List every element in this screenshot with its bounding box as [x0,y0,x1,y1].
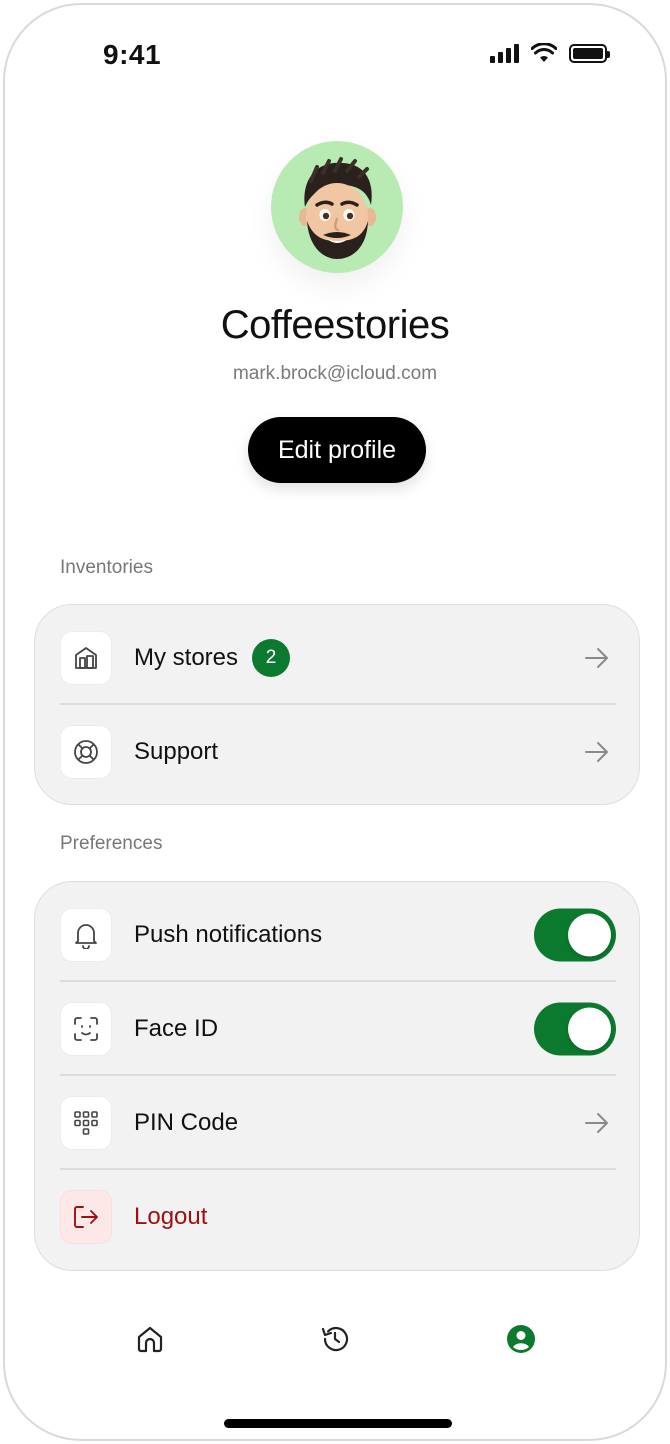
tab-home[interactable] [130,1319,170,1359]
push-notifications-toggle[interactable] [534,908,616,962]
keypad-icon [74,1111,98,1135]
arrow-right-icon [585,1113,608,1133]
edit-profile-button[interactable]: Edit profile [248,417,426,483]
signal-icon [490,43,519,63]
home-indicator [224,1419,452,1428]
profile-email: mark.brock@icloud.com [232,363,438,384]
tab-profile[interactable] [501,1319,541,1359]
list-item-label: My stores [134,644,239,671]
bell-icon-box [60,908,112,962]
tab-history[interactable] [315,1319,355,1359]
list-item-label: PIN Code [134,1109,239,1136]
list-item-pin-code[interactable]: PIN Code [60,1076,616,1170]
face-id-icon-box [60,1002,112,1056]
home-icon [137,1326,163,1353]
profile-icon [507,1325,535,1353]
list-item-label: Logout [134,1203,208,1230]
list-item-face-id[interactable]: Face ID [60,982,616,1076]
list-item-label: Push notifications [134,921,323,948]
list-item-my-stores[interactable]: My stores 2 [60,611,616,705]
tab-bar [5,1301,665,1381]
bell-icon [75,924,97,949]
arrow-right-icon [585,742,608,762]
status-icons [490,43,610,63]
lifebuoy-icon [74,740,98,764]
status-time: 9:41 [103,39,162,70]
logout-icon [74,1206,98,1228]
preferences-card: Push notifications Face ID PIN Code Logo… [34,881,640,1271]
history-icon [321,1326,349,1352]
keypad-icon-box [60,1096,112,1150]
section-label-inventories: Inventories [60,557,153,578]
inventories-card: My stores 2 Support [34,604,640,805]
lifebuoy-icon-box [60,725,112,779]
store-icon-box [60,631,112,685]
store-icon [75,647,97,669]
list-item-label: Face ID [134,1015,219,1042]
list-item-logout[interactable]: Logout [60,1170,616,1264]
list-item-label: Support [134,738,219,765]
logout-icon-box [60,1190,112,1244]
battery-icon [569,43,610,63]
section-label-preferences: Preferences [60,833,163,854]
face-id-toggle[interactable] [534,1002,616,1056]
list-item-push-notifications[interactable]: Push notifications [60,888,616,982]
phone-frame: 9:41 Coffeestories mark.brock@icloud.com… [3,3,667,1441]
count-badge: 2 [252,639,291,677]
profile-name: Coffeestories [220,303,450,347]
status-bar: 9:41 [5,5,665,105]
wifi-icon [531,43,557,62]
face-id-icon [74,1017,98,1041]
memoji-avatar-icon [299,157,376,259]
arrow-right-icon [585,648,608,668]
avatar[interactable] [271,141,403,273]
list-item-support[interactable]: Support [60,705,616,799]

=-=-=-=-=

**Problem to work on**
Render the records as a Markdown table with the columns No. and Entry: one numbered row per line, skipping blank lines and leaving out the pictures.

**Output of the task**
| No. | Entry |
|---|---|
| 1 | List every element in this screenshot with its bounding box as [x0,y0,x1,y1]. |
| 2 | tab-home[interactable] [130,1319,170,1359] |
| 3 | push-notifications-toggle[interactable] [534,908,616,962] |
| 4 | keypad-icon [74,1111,98,1135] |
| 5 | arrow-right-icon [585,1113,608,1133] |
| 6 | edit-profile-button[interactable]: Edit profile [248,417,426,483] |
| 7 | signal-icon [490,43,519,63] |
| 8 | home-indicator [224,1419,452,1428] |
| 9 | profile-email: mark.brock@icloud.com [232,363,438,384] |
| 10 | tab-profile[interactable] [501,1319,541,1359] |
| 11 | list-item-label: My stores [134,644,239,671] |
| 12 | bell-icon-box [60,908,112,962] |
| 13 | tab-history[interactable] [315,1319,355,1359] |
| 14 | list-item-label: PIN Code [134,1109,239,1136] |
| 15 | list-item-pin-code[interactable]: PIN Code [60,1076,616,1170] |
| 16 | face-id-icon-box [60,1002,112,1056] |
| 17 | home-icon [137,1326,163,1353] |
| 18 | profile-icon [507,1325,535,1353] |
| 19 | list-item-label: Logout [134,1203,208,1230] |
| 20 | list-item-face-id[interactable]: Face ID [60,982,616,1076] |
| 21 | list-item-label: Push notifications [134,921,323,948] |
| 22 | list-item-my-stores[interactable]: My stores 2 [60,611,616,705] |
| 23 | tab-bar [5,1301,665,1381] |
| 24 | bell-icon [75,924,97,949] |
| 25 | arrow-right-icon [585,742,608,762] |
| 26 | status-icons [490,43,610,63] |
| 27 | lifebuoy-icon [74,740,98,764] |
| 28 | status-time: 9:41 [103,39,162,70] |
| 29 | logout-icon [74,1206,98,1228] |
| 30 | preferences-card: Push notifications Face ID PIN Code Logo… [34,881,640,1271] |
| 31 | history-icon [321,1326,349,1352] |
| 32 | keypad-icon-box [60,1096,112,1150] |
| 33 | section-label-inventories: Inventories [60,557,153,578] |
| 34 | inventories-card: My stores 2 Support [34,604,640,805] |
| 35 | lifebuoy-icon-box [60,725,112,779] |
| 36 | store-icon-box [60,631,112,685] |
| 37 | store-icon [75,647,97,669] |
| 38 | list-item-label: Face ID [134,1015,219,1042] |
| 39 | list-item-logout[interactable]: Logout [60,1170,616,1264] |
| 40 | list-item-label: Support [134,738,219,765] |
| 41 | logout-icon-box [60,1190,112,1244] |
| 42 | battery-icon [569,43,610,63] |
| 43 | section-label-preferences: Preferences [60,833,163,854] |
| 44 | face-id-toggle[interactable] [534,1002,616,1056] |
| 45 | list-item-push-notifications[interactable]: Push notifications [60,888,616,982] |
| 46 | phone-frame: 9:41 Coffeestories mark.brock@icloud.com… [3,3,667,1441] |
| 47 | count-badge: 2 [252,639,291,677] |
| 48 | profile-name: Coffeestories [220,303,450,347] |
| 49 | status-bar: 9:41 [5,5,665,105] |
| 50 | wifi-icon [531,43,557,62] |
| 51 | face-id-icon [74,1017,98,1041] |
| 52 | memoji-avatar-icon [299,157,376,259] |
| 53 | arrow-right-icon [585,648,608,668] |
| 54 | avatar[interactable] [271,141,403,273] |
| 55 | list-item-support[interactable]: Support [60,705,616,799] |